▸ **Dataset listings of figures**:
_ _ _ _ _ _ _
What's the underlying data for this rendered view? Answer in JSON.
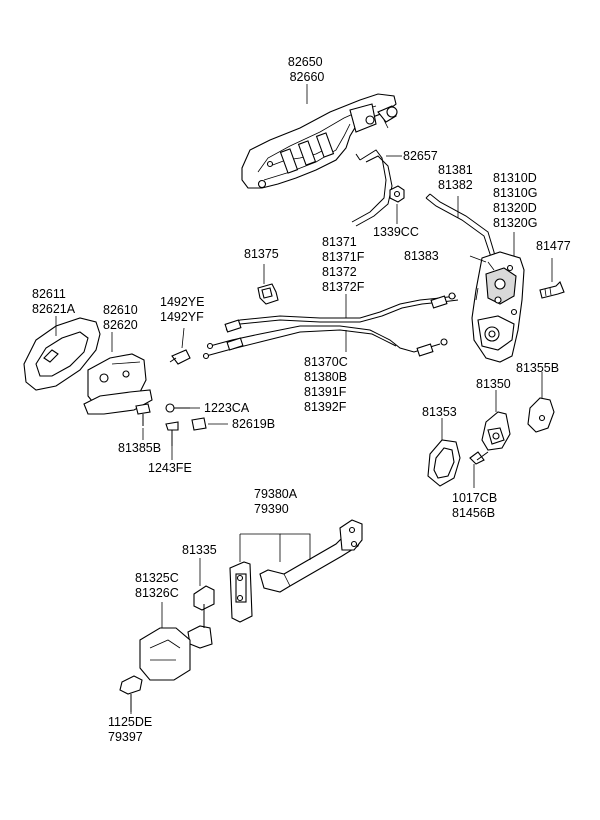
{
  "labels": {
    "l_82650": [
      "82650",
      "82660"
    ],
    "l_82657": [
      "82657"
    ],
    "l_81381": [
      "81381",
      "81382"
    ],
    "l_81310": [
      "81310D",
      "81310G",
      "81320D",
      "81320G"
    ],
    "l_1339": [
      "1339CC"
    ],
    "l_81375": [
      "81375"
    ],
    "l_81371": [
      "81371",
      "81371F",
      "81372",
      "81372F"
    ],
    "l_81383": [
      "81383"
    ],
    "l_81477": [
      "81477"
    ],
    "l_82611": [
      "82611",
      "82621A"
    ],
    "l_82610": [
      "82610",
      "82620"
    ],
    "l_1492": [
      "1492YE",
      "1492YF"
    ],
    "l_81370": [
      "81370C",
      "81380B",
      "81391F",
      "81392F"
    ],
    "l_81355": [
      "81355B"
    ],
    "l_81350": [
      "81350"
    ],
    "l_1223": [
      "1223CA"
    ],
    "l_82619": [
      "82619B"
    ],
    "l_81385": [
      "81385B"
    ],
    "l_81353": [
      "81353"
    ],
    "l_1243": [
      "1243FE"
    ],
    "l_1017": [
      "1017CB",
      "81456B"
    ],
    "l_79380": [
      "79380A",
      "79390"
    ],
    "l_81335": [
      "81335"
    ],
    "l_81325": [
      "81325C",
      "81326C"
    ],
    "l_1125": [
      "1125DE",
      "79397"
    ]
  }
}
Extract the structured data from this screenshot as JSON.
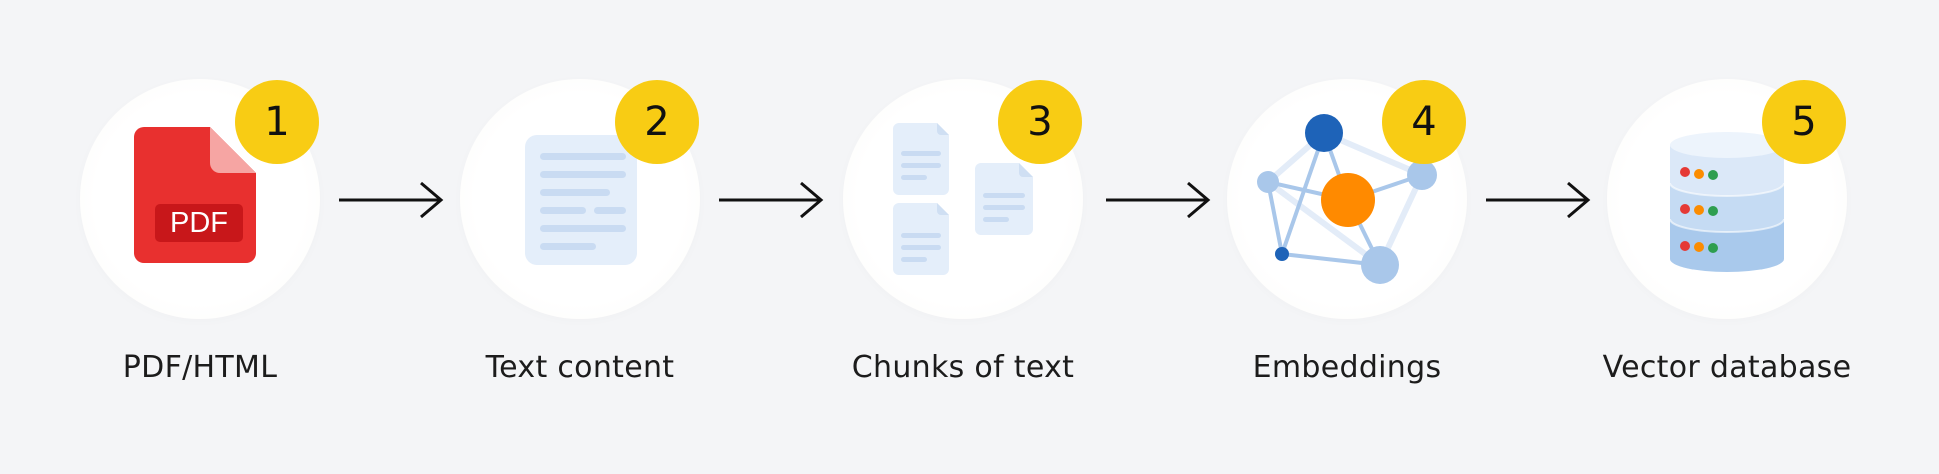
{
  "steps": [
    {
      "number": "1",
      "label": "PDF/HTML",
      "icon": "pdf-icon",
      "icon_text": "PDF"
    },
    {
      "number": "2",
      "label": "Text content",
      "icon": "text-document-icon"
    },
    {
      "number": "3",
      "label": "Chunks of text",
      "icon": "document-chunks-icon"
    },
    {
      "number": "4",
      "label": "Embeddings",
      "icon": "embedding-graph-icon"
    },
    {
      "number": "5",
      "label": "Vector database",
      "icon": "database-icon"
    }
  ],
  "colors": {
    "background": "#f4f5f7",
    "badge": "#f8cc14",
    "pdf_red": "#e8302f",
    "light_blue": "#dde9f7",
    "blue": "#1e63b8",
    "orange": "#ff8a00"
  }
}
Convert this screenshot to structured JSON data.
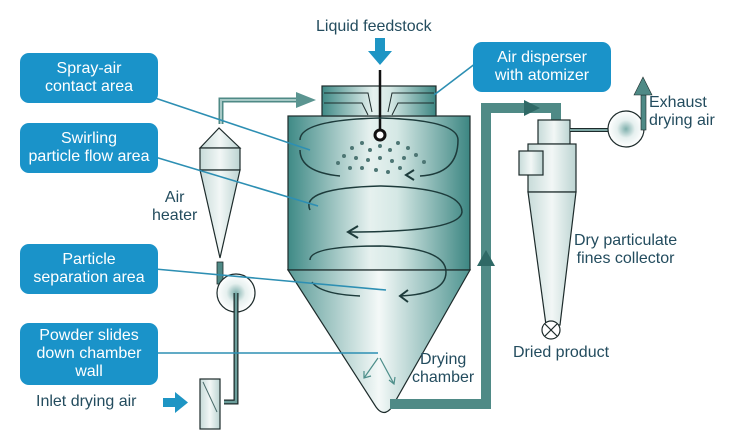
{
  "title": "Spray drying process",
  "colors": {
    "callout_bg": "#1a93c9",
    "callout_text": "#ffffff",
    "label_text": "#234c5e",
    "duct": "#4f8a86",
    "arrow_blue": "#1e95c4",
    "leader_line": "#2d8fb3"
  },
  "callouts": {
    "spray_air": "Spray-air\ncontact area",
    "swirling": "Swirling\nparticle flow area",
    "separation": "Particle\nseparation area",
    "powder": "Powder slides\ndown chamber\nwall",
    "disperser": "Air disperser\nwith atomizer"
  },
  "labels": {
    "liquid_feedstock": "Liquid feedstock",
    "air_heater": "Air\nheater",
    "inlet_air": "Inlet drying air",
    "drying_chamber": "Drying\nchamber",
    "exhaust": "Exhaust\ndrying air",
    "fines_collector": "Dry particulate\nfines collector",
    "dried_product": "Dried product"
  }
}
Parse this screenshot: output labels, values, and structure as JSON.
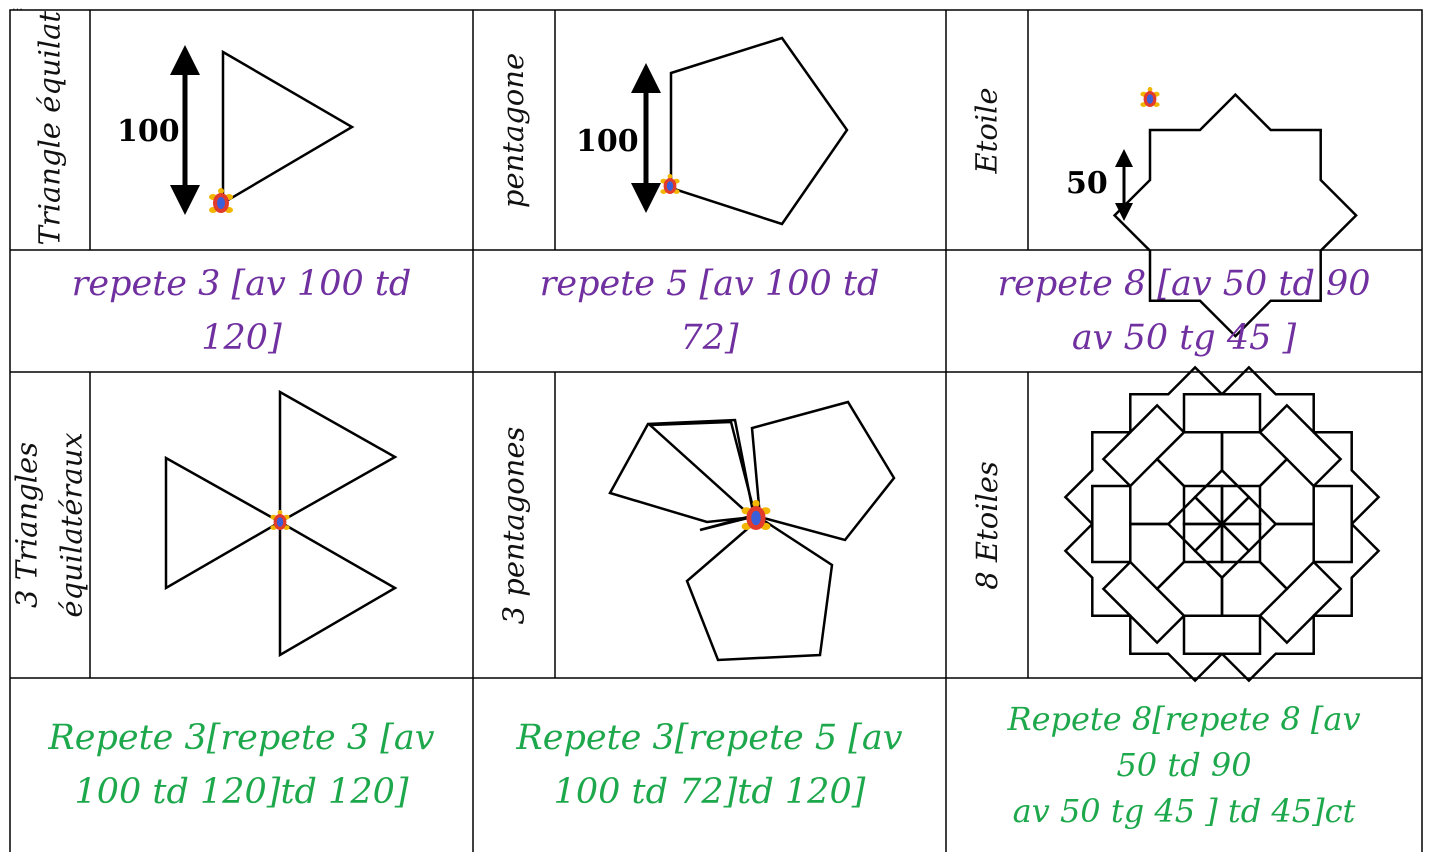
{
  "caption": "...",
  "row1": [
    {
      "label": "Triangle équilatéral",
      "dimension": "100"
    },
    {
      "label": "pentagone",
      "dimension": "100"
    },
    {
      "label": "Etoile",
      "dimension": "50"
    }
  ],
  "row2": [
    {
      "code": "repete 3 [av 100 td\n120]"
    },
    {
      "code": "repete 5 [av 100 td\n72]"
    },
    {
      "code": "repete 8 [av 50 td 90\nav 50 tg 45 ]"
    }
  ],
  "row3": [
    {
      "label": "3 Triangles équilatéraux"
    },
    {
      "label": "3 pentagones"
    },
    {
      "label": "8 Etoiles"
    }
  ],
  "row4": [
    {
      "code": "Repete 3[repete 3 [av\n100 td 120]td 120]"
    },
    {
      "code": "Repete 3[repete 5 [av\n100 td 72]td 120]"
    },
    {
      "code": "Repete 8[repete 8 [av\n50 td 90\nav 50 tg 45 ] td 45]ct"
    }
  ],
  "colors": {
    "purple": "#7030a0",
    "green": "#1ea84c",
    "border": "#000000"
  },
  "icons": [
    "turtle-icon"
  ]
}
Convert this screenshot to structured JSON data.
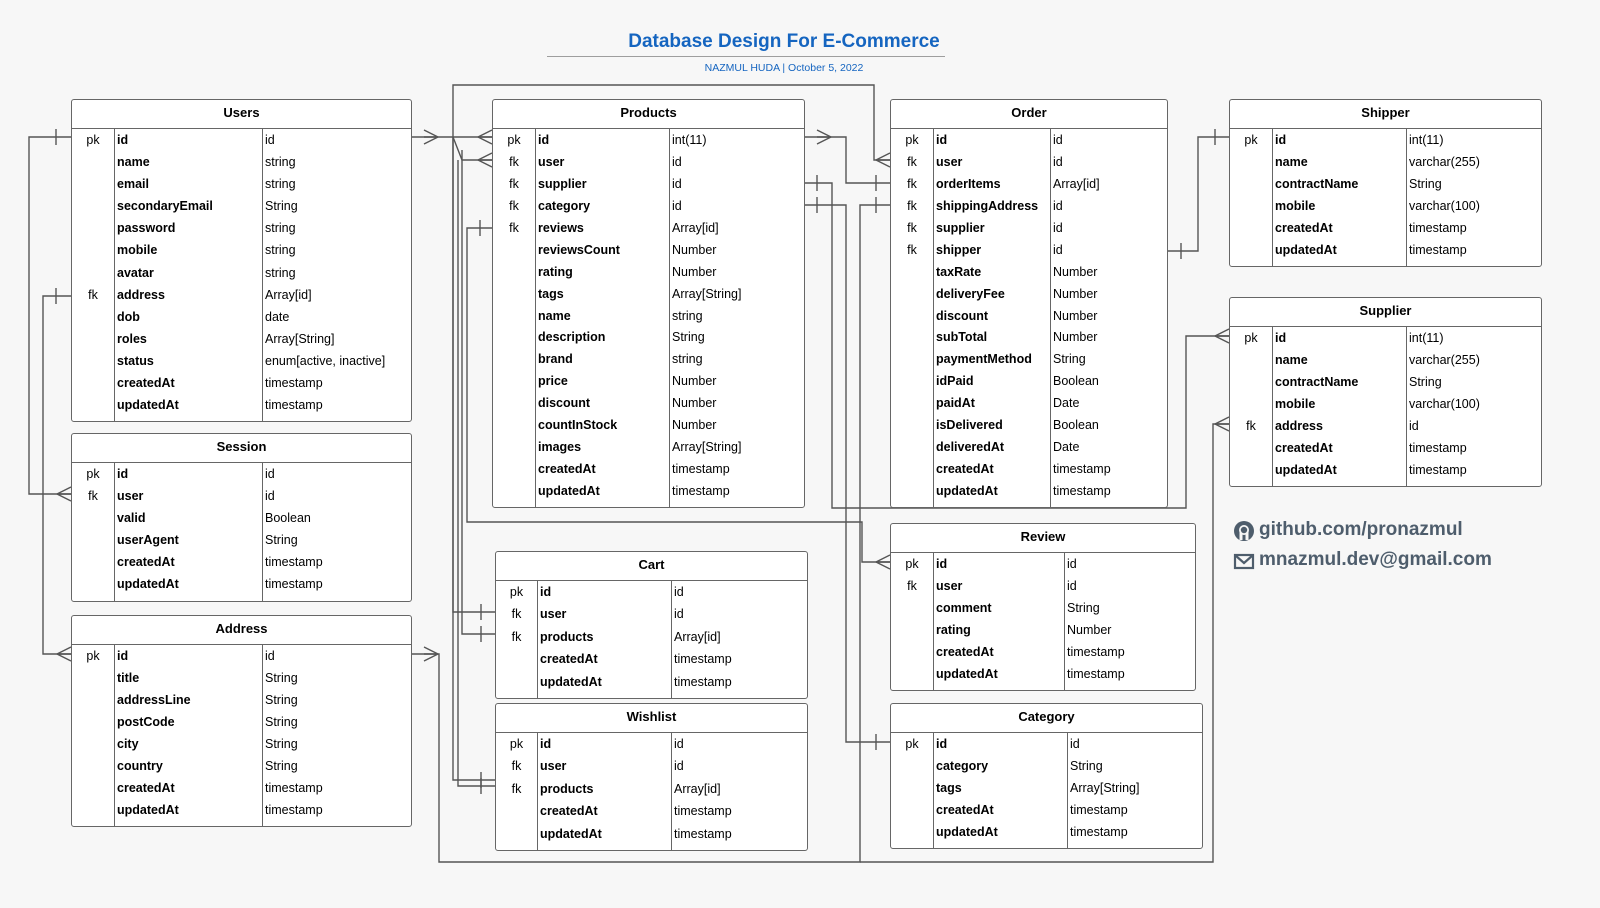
{
  "header": {
    "title": "Database Design For E-Commerce",
    "subtitle": "NAZMUL HUDA  |  October 5, 2022"
  },
  "entities": {
    "users": {
      "name": "Users",
      "fields": [
        {
          "key": "pk",
          "name": "id",
          "type": "id"
        },
        {
          "key": "",
          "name": "name",
          "type": "string"
        },
        {
          "key": "",
          "name": "email",
          "type": "string"
        },
        {
          "key": "",
          "name": "secondaryEmail",
          "type": "String"
        },
        {
          "key": "",
          "name": "password",
          "type": "string"
        },
        {
          "key": "",
          "name": "mobile",
          "type": "string"
        },
        {
          "key": "",
          "name": "avatar",
          "type": "string"
        },
        {
          "key": "fk",
          "name": "address",
          "type": "Array[id]"
        },
        {
          "key": "",
          "name": "dob",
          "type": "date"
        },
        {
          "key": "",
          "name": "roles",
          "type": "Array[String]"
        },
        {
          "key": "",
          "name": "status",
          "type": "enum[active, inactive]"
        },
        {
          "key": "",
          "name": "createdAt",
          "type": "timestamp"
        },
        {
          "key": "",
          "name": "updatedAt",
          "type": "timestamp"
        }
      ]
    },
    "session": {
      "name": "Session",
      "fields": [
        {
          "key": "pk",
          "name": "id",
          "type": "id"
        },
        {
          "key": "fk",
          "name": "user",
          "type": "id"
        },
        {
          "key": "",
          "name": "valid",
          "type": "Boolean"
        },
        {
          "key": "",
          "name": "userAgent",
          "type": "String"
        },
        {
          "key": "",
          "name": "createdAt",
          "type": "timestamp"
        },
        {
          "key": "",
          "name": "updatedAt",
          "type": "timestamp"
        }
      ]
    },
    "address": {
      "name": "Address",
      "fields": [
        {
          "key": "pk",
          "name": "id",
          "type": "id"
        },
        {
          "key": "",
          "name": "title",
          "type": "String"
        },
        {
          "key": "",
          "name": "addressLine",
          "type": "String"
        },
        {
          "key": "",
          "name": "postCode",
          "type": "String"
        },
        {
          "key": "",
          "name": "city",
          "type": "String"
        },
        {
          "key": "",
          "name": "country",
          "type": "String"
        },
        {
          "key": "",
          "name": "createdAt",
          "type": "timestamp"
        },
        {
          "key": "",
          "name": "updatedAt",
          "type": "timestamp"
        }
      ]
    },
    "products": {
      "name": "Products",
      "fields": [
        {
          "key": "pk",
          "name": "id",
          "type": "int(11)"
        },
        {
          "key": "fk",
          "name": "user",
          "type": "id"
        },
        {
          "key": "fk",
          "name": "supplier",
          "type": "id"
        },
        {
          "key": "fk",
          "name": "category",
          "type": "id"
        },
        {
          "key": "fk",
          "name": "reviews",
          "type": "Array[id]"
        },
        {
          "key": "",
          "name": "reviewsCount",
          "type": "Number"
        },
        {
          "key": "",
          "name": "rating",
          "type": "Number"
        },
        {
          "key": "",
          "name": "tags",
          "type": "Array[String]"
        },
        {
          "key": "",
          "name": "name",
          "type": "string"
        },
        {
          "key": "",
          "name": "description",
          "type": "String"
        },
        {
          "key": "",
          "name": "brand",
          "type": "string"
        },
        {
          "key": "",
          "name": "price",
          "type": "Number"
        },
        {
          "key": "",
          "name": "discount",
          "type": "Number"
        },
        {
          "key": "",
          "name": "countInStock",
          "type": "Number"
        },
        {
          "key": "",
          "name": "images",
          "type": "Array[String]"
        },
        {
          "key": "",
          "name": "createdAt",
          "type": "timestamp"
        },
        {
          "key": "",
          "name": "updatedAt",
          "type": "timestamp"
        }
      ]
    },
    "cart": {
      "name": "Cart",
      "fields": [
        {
          "key": "pk",
          "name": "id",
          "type": "id"
        },
        {
          "key": "fk",
          "name": "user",
          "type": "id"
        },
        {
          "key": "fk",
          "name": "products",
          "type": "Array[id]"
        },
        {
          "key": "",
          "name": "createdAt",
          "type": "timestamp"
        },
        {
          "key": "",
          "name": "updatedAt",
          "type": "timestamp"
        }
      ]
    },
    "wishlist": {
      "name": "Wishlist",
      "fields": [
        {
          "key": "pk",
          "name": "id",
          "type": "id"
        },
        {
          "key": "fk",
          "name": "user",
          "type": "id"
        },
        {
          "key": "fk",
          "name": "products",
          "type": "Array[id]"
        },
        {
          "key": "",
          "name": "createdAt",
          "type": "timestamp"
        },
        {
          "key": "",
          "name": "updatedAt",
          "type": "timestamp"
        }
      ]
    },
    "order": {
      "name": "Order",
      "fields": [
        {
          "key": "pk",
          "name": "id",
          "type": "id"
        },
        {
          "key": "fk",
          "name": "user",
          "type": "id"
        },
        {
          "key": "fk",
          "name": "orderItems",
          "type": "Array[id]"
        },
        {
          "key": "fk",
          "name": "shippingAddress",
          "type": "id"
        },
        {
          "key": "fk",
          "name": "supplier",
          "type": "id"
        },
        {
          "key": "fk",
          "name": "shipper",
          "type": "id"
        },
        {
          "key": "",
          "name": "taxRate",
          "type": "Number"
        },
        {
          "key": "",
          "name": "deliveryFee",
          "type": "Number"
        },
        {
          "key": "",
          "name": "discount",
          "type": "Number"
        },
        {
          "key": "",
          "name": "subTotal",
          "type": "Number"
        },
        {
          "key": "",
          "name": "paymentMethod",
          "type": "String"
        },
        {
          "key": "",
          "name": "idPaid",
          "type": "Boolean"
        },
        {
          "key": "",
          "name": "paidAt",
          "type": "Date"
        },
        {
          "key": "",
          "name": "isDelivered",
          "type": "Boolean"
        },
        {
          "key": "",
          "name": "deliveredAt",
          "type": "Date"
        },
        {
          "key": "",
          "name": "createdAt",
          "type": "timestamp"
        },
        {
          "key": "",
          "name": "updatedAt",
          "type": "timestamp"
        }
      ]
    },
    "review": {
      "name": "Review",
      "fields": [
        {
          "key": "pk",
          "name": "id",
          "type": "id"
        },
        {
          "key": "fk",
          "name": "user",
          "type": "id"
        },
        {
          "key": "",
          "name": "comment",
          "type": "String"
        },
        {
          "key": "",
          "name": "rating",
          "type": "Number"
        },
        {
          "key": "",
          "name": "createdAt",
          "type": "timestamp"
        },
        {
          "key": "",
          "name": "updatedAt",
          "type": "timestamp"
        }
      ]
    },
    "category": {
      "name": "Category",
      "fields": [
        {
          "key": "pk",
          "name": "id",
          "type": "id"
        },
        {
          "key": "",
          "name": "category",
          "type": "String"
        },
        {
          "key": "",
          "name": "tags",
          "type": "Array[String]"
        },
        {
          "key": "",
          "name": "createdAt",
          "type": "timestamp"
        },
        {
          "key": "",
          "name": "updatedAt",
          "type": "timestamp"
        }
      ]
    },
    "shipper": {
      "name": "Shipper",
      "fields": [
        {
          "key": "pk",
          "name": "id",
          "type": "int(11)"
        },
        {
          "key": "",
          "name": "name",
          "type": "varchar(255)"
        },
        {
          "key": "",
          "name": "contractName",
          "type": "String"
        },
        {
          "key": "",
          "name": "mobile",
          "type": "varchar(100)"
        },
        {
          "key": "",
          "name": "createdAt",
          "type": "timestamp"
        },
        {
          "key": "",
          "name": "updatedAt",
          "type": "timestamp"
        }
      ]
    },
    "supplier": {
      "name": "Supplier",
      "fields": [
        {
          "key": "pk",
          "name": "id",
          "type": "int(11)"
        },
        {
          "key": "",
          "name": "name",
          "type": "varchar(255)"
        },
        {
          "key": "",
          "name": "contractName",
          "type": "String"
        },
        {
          "key": "",
          "name": "mobile",
          "type": "varchar(100)"
        },
        {
          "key": "fk",
          "name": "address",
          "type": "id"
        },
        {
          "key": "",
          "name": "createdAt",
          "type": "timestamp"
        },
        {
          "key": "",
          "name": "updatedAt",
          "type": "timestamp"
        }
      ]
    }
  },
  "contact": {
    "github": "github.com/pronazmul",
    "email": "mnazmul.dev@gmail.com",
    "github_icon": "github-icon",
    "email_icon": "mail-icon"
  },
  "colors": {
    "title": "#1565c0",
    "contact": "#4e5d6c",
    "line": "#555555"
  }
}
_ _ _ _ _ _ _
▸ **What you are asked to do**: Pull out every line of the records above that contains the word "Spray".

▸ **Answer to this exercise**:
  "title": "Spray drying process",
    "spray_air": "Spray-air\ncontact area",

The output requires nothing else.